• **Page excerpt**
╔══
How The Consumerization of IT Killed BlackBerry and Built EMM

Lobby Phones

First iPhone and first Android phone (HTC Dream) displayed in the Solutions Review Lobby

We can talk about what goes into a good EMM solution all day long, and offer up the best and worst solutions out there, but without perspective of how enterprise mobile technology evolved and grew into the complex and structured technology it is today we can’t even begin to understand the foundation of Enterprise Mobility and what makes it progressive. EMM at it’s core is a consumer driven technology that rose out of the necessity for IT to keep up with employees.

Starting at the beginning of the EMM timeline, we have BlackBerry. BlackBerry phones were cool and more modern than any tiny flip phone most consumers were carrying at the time; they made you look important and they had much better access to the internet than anything else at the time. People carried them because they were the only purely enterprise based mobile smart technology of the time because in the early 2000’s, they were the only ones that really had the management functions that IT needed.
╚══
Saved data entries
╔══
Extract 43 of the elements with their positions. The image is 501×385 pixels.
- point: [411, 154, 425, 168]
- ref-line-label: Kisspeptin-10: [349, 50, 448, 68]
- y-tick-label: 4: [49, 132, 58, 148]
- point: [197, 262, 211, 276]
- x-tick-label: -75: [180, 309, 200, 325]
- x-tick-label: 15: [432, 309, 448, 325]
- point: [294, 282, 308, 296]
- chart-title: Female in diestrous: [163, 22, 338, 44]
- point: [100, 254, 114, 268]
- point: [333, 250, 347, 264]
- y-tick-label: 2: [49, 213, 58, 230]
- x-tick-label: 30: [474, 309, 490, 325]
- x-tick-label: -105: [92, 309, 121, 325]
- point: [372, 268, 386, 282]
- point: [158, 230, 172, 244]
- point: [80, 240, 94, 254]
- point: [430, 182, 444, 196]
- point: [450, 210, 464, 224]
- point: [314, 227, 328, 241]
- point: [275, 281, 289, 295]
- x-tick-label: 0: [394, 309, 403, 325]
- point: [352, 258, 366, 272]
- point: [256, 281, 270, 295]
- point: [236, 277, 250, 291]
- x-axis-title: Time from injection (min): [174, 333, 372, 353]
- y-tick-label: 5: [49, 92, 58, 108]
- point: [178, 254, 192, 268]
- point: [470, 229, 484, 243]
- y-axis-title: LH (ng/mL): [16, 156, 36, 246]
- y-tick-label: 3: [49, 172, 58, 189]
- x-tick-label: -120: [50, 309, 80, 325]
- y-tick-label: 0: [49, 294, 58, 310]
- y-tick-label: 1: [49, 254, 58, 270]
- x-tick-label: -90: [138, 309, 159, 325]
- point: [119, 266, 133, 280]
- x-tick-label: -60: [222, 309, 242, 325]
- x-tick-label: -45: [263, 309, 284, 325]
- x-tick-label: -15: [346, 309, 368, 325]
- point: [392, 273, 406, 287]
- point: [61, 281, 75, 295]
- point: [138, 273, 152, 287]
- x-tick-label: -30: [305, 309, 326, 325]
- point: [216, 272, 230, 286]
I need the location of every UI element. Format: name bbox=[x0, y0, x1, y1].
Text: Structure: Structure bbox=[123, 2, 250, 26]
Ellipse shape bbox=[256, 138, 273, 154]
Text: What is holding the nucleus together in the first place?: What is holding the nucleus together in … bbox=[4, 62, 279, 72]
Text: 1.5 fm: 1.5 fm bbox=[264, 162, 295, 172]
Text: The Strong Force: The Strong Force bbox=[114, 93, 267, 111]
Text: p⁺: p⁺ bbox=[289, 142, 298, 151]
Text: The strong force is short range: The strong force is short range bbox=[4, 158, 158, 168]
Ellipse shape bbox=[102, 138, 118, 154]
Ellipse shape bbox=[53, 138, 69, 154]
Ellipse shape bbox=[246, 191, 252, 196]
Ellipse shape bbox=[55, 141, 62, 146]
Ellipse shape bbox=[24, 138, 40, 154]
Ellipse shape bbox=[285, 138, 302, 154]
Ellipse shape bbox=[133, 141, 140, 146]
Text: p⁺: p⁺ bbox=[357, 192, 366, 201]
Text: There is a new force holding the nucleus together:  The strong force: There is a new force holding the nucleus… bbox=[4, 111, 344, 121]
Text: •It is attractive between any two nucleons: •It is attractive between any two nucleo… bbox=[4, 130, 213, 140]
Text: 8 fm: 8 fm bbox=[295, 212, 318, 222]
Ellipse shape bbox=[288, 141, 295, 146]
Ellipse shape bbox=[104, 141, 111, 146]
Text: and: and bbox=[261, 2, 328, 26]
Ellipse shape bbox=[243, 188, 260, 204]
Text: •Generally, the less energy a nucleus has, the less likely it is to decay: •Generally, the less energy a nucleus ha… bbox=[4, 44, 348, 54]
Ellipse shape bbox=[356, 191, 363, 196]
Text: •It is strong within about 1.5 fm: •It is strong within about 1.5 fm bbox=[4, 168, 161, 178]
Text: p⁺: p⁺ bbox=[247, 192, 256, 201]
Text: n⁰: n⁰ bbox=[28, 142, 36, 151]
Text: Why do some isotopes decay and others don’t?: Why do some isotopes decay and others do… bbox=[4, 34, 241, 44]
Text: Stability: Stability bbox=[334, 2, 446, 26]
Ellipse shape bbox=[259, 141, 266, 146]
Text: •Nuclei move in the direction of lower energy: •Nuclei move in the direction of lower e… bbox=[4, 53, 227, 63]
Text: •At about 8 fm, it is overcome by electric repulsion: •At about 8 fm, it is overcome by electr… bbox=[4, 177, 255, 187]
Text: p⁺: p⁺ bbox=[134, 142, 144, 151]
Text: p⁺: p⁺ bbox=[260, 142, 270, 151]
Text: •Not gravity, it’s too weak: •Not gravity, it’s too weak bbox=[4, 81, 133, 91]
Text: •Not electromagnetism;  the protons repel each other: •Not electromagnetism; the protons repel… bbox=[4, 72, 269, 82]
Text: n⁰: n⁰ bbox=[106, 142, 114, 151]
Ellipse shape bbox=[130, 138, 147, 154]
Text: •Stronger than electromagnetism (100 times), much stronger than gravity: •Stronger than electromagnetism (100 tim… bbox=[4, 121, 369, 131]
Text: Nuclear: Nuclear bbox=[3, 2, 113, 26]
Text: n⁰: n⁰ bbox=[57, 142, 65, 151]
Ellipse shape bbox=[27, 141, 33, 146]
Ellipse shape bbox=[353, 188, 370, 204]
╚══
Reproduce the article on BlackBerry and EMM in full, word for word. The entries bear no relation to the article on BlackBerry and EMM.

• **Exercise response**
How The Consumerization of IT Killed BlackBerry and Built EMM

Lobby Phones

First iPhone and first Android phone (HTC Dream) displayed in the Solutions Review Lobby

We can talk about what goes into a good EMM solution all day long, and offer up the best and worst solutions out there, but without perspective of how enterprise mobile technology evolved and grew into the complex and structured technology it is today we can’t even begin to understand the foundation of Enterprise Mobility and what makes it progressive. EMM at it’s core is a consumer driven technology that rose out of the necessity for IT to keep up with employees.

Starting at the beginning of the EMM timeline, we have BlackBerry. BlackBerry phones were cool and more modern than any tiny flip phone most consumers were carrying at the time; they made you look important and they had much better access to the internet than anything else at the time. People carried them because they were the only purely enterprise based mobile smart technology of the time because in the early 2000’s, they were the only ones that really had the management functions that IT needed.